* Begin *

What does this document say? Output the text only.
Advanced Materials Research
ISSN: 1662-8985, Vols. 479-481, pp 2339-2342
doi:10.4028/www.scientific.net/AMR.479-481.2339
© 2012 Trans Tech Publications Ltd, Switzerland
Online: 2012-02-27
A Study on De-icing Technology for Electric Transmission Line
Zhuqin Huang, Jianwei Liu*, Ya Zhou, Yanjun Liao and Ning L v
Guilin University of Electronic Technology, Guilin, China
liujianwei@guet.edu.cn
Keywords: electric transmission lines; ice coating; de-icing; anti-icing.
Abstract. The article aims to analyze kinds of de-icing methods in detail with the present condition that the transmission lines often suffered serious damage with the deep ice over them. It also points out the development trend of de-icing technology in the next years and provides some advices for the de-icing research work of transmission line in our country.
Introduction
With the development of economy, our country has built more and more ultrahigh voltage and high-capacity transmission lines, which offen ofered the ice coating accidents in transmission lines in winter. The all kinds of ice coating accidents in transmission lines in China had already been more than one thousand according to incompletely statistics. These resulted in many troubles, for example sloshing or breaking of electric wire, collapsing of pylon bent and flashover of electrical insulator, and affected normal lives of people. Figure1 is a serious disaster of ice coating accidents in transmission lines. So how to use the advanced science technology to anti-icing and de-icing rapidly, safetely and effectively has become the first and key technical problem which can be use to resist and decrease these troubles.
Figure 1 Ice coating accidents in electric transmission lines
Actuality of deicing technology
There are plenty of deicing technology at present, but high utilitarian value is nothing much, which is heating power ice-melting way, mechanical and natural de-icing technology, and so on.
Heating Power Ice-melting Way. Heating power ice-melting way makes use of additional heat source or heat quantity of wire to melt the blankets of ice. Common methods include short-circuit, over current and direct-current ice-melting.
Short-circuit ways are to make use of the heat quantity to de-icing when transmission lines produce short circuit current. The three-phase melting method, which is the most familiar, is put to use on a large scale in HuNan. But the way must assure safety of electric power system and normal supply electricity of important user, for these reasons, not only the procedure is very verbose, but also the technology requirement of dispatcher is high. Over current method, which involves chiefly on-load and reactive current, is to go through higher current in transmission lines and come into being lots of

* End *
* Begin *

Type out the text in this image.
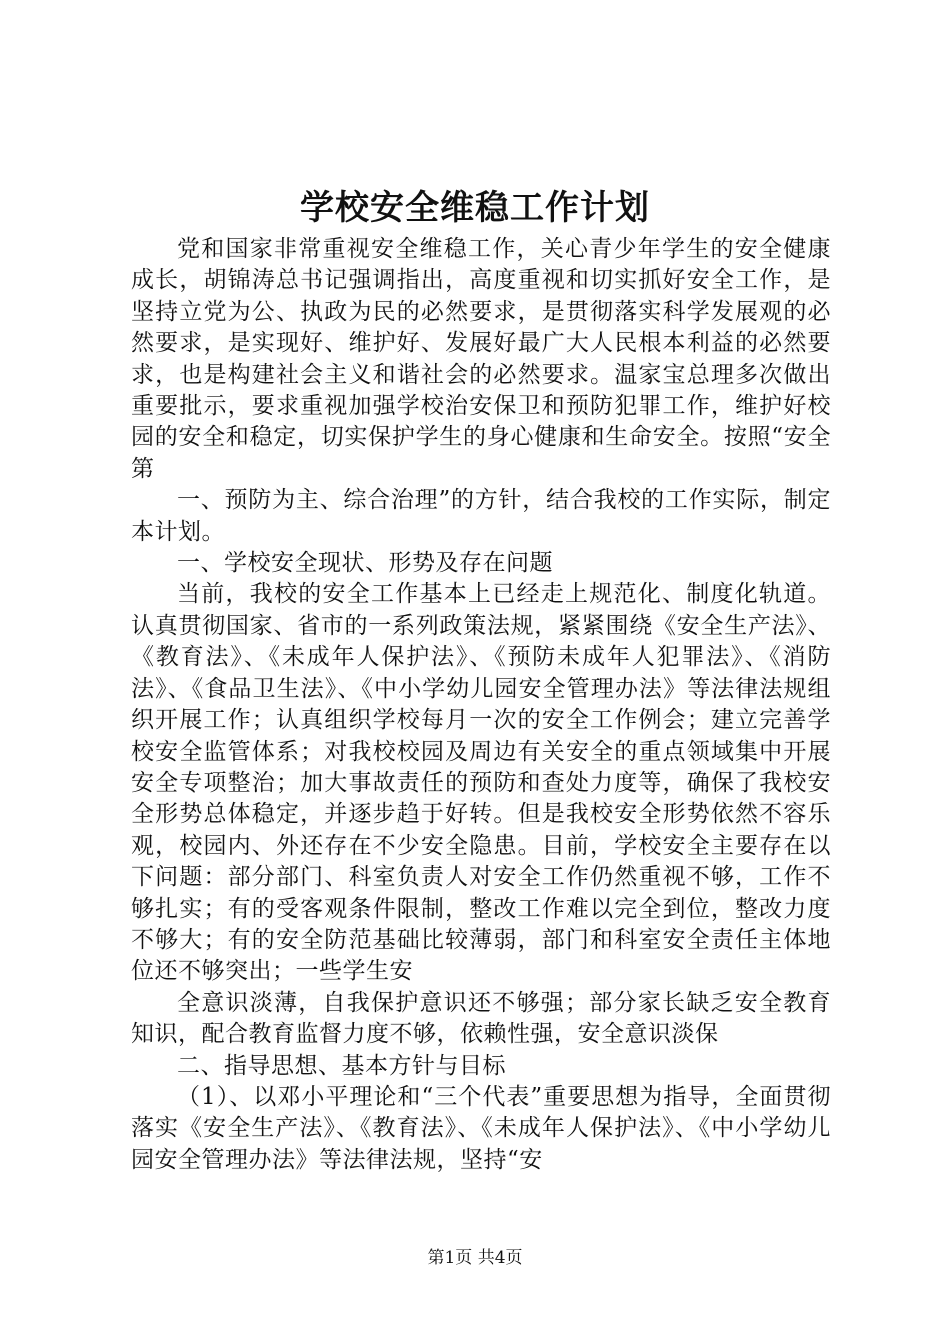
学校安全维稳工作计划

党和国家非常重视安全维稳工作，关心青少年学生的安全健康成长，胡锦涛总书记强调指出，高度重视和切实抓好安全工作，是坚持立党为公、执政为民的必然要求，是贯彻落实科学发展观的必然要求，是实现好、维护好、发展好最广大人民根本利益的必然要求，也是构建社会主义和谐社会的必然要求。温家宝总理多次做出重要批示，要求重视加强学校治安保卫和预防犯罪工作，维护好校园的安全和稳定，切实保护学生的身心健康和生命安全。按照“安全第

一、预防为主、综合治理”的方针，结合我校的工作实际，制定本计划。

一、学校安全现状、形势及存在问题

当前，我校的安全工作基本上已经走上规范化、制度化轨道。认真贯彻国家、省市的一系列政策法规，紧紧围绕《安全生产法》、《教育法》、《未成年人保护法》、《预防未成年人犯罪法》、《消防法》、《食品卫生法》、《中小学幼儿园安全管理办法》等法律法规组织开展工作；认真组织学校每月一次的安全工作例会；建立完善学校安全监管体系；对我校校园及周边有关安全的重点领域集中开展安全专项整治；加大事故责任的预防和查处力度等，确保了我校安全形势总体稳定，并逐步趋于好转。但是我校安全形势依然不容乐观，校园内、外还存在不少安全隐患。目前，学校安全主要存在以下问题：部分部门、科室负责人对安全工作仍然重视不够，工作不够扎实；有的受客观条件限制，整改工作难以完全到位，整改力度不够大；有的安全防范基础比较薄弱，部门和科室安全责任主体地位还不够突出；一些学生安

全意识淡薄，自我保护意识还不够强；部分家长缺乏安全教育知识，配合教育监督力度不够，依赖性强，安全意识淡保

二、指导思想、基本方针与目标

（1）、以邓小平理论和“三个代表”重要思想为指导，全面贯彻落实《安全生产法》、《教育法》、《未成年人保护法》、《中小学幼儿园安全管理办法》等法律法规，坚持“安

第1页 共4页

* End *

◆ **EXERCISE PROMPT**
Report the number of lines above that contain the word "this", and only that number.

◆ **COMPLETE OUTPUT**
2